* Short problem:
Draw out every line with the word "KodeCentury" from the listing below.

Given entries start

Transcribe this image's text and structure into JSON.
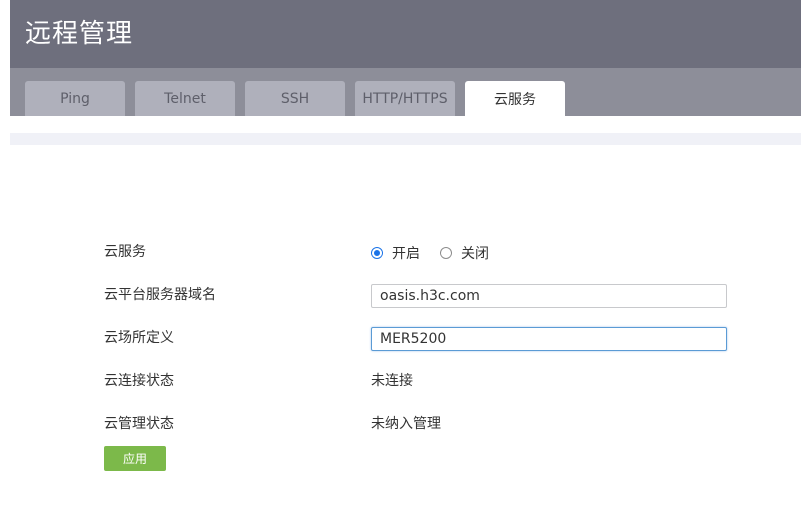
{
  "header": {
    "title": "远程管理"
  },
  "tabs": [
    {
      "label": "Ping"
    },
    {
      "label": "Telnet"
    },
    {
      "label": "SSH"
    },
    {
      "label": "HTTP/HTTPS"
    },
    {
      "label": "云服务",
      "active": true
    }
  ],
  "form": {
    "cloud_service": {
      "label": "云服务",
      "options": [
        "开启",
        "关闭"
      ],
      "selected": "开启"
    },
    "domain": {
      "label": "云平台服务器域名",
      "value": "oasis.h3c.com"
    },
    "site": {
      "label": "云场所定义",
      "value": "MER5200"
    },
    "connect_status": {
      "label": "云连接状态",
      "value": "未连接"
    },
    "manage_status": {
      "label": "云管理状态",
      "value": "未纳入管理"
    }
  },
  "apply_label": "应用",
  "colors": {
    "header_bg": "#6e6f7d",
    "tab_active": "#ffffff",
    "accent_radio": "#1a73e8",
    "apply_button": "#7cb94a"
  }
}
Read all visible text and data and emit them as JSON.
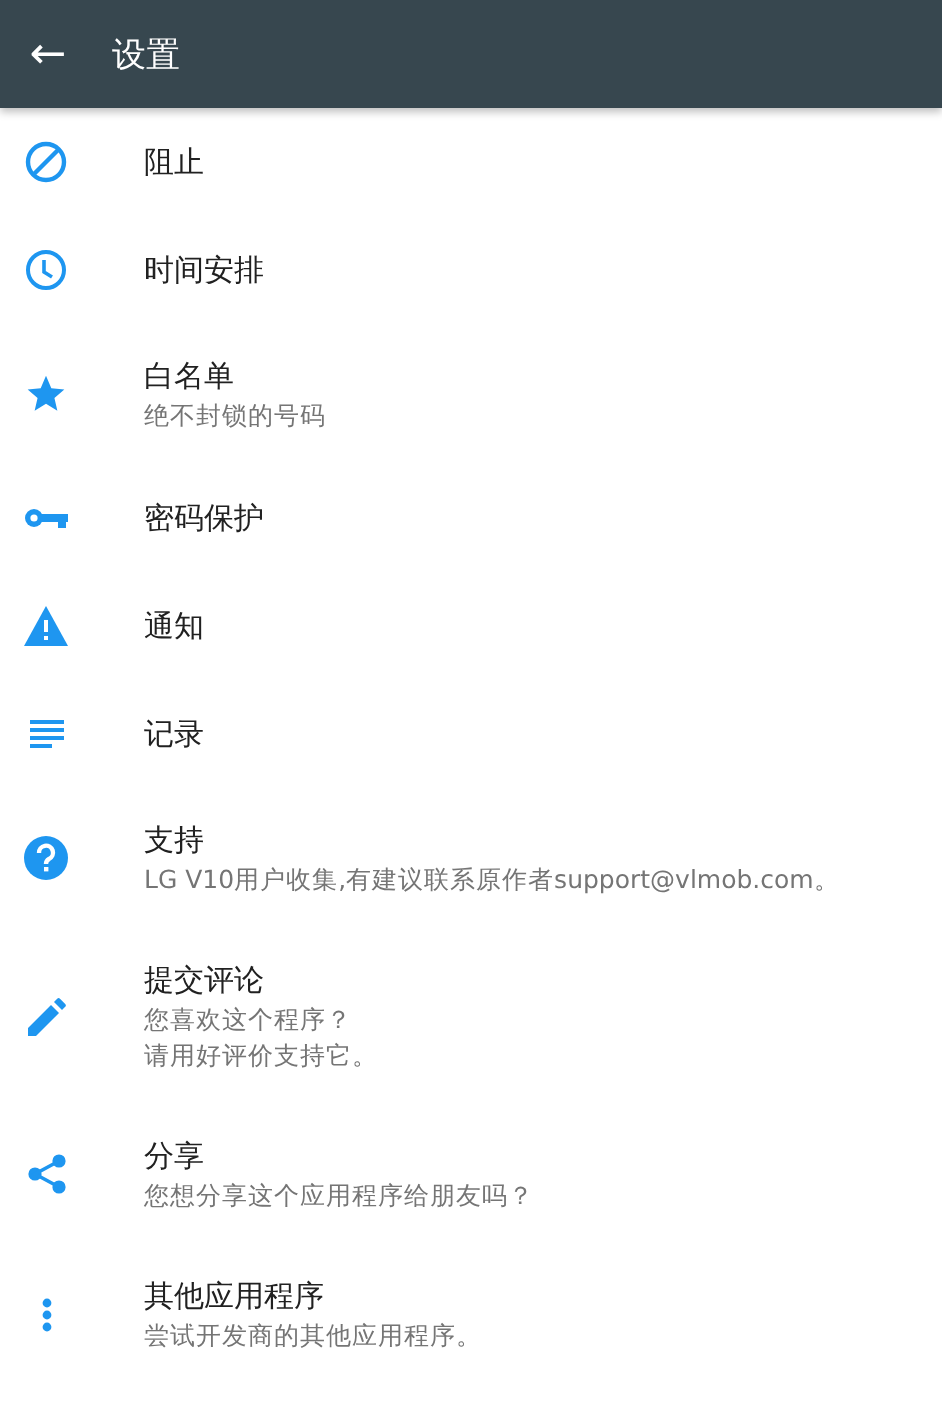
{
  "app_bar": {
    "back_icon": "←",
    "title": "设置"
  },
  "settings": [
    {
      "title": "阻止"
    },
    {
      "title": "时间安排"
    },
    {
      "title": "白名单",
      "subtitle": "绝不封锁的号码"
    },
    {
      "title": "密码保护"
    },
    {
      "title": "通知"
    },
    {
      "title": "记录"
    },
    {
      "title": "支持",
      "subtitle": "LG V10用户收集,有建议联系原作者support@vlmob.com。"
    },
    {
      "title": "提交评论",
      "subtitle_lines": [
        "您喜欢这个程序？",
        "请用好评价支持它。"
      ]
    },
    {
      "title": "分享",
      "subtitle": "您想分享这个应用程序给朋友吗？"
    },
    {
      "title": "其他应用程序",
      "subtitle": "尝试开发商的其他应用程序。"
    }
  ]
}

Given entries end
Given entries start

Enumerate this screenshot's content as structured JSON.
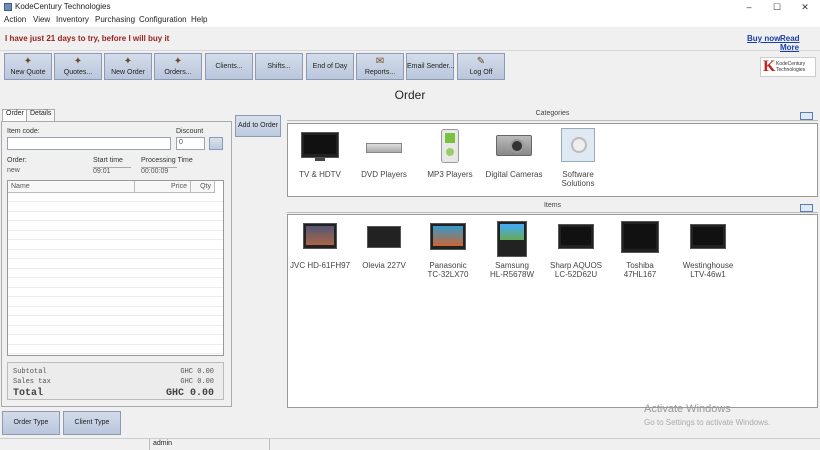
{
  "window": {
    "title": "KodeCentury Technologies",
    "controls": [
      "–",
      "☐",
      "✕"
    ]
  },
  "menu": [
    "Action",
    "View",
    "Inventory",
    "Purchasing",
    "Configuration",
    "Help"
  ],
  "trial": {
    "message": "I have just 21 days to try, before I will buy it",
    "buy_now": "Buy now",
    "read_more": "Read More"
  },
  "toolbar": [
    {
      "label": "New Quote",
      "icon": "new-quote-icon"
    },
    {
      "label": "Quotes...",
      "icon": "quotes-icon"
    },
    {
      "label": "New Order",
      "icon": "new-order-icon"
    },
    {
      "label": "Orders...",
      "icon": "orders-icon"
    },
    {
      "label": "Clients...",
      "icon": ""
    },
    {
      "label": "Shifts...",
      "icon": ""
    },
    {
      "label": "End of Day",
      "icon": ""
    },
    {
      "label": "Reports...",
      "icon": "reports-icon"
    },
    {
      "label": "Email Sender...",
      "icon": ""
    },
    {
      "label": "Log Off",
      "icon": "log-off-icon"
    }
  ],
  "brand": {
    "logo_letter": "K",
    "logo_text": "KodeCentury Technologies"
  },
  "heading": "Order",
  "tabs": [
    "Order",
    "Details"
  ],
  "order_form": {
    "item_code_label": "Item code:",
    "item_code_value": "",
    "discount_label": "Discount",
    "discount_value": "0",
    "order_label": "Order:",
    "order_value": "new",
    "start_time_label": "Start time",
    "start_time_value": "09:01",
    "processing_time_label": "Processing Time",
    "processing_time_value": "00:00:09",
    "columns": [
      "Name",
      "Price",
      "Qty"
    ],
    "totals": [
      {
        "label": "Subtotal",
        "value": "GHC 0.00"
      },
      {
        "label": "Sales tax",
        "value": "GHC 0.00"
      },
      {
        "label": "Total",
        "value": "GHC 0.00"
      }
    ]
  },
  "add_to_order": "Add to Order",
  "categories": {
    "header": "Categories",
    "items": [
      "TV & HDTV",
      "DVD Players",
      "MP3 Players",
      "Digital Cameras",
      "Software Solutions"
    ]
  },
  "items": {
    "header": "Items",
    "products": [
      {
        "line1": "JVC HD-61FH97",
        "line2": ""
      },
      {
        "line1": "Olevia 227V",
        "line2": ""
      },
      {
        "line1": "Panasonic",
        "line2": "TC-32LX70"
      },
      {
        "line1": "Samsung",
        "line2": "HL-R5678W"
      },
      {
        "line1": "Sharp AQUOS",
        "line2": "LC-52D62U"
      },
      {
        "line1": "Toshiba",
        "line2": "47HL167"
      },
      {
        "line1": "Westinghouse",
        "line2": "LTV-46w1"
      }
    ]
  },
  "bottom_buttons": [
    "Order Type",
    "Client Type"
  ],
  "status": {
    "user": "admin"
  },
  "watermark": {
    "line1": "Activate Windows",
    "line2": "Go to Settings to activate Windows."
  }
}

Given entries end

* Exercise solution:
    "title": "KodeCentury Technologies",
    "logo_text": "KodeCentury Technologies"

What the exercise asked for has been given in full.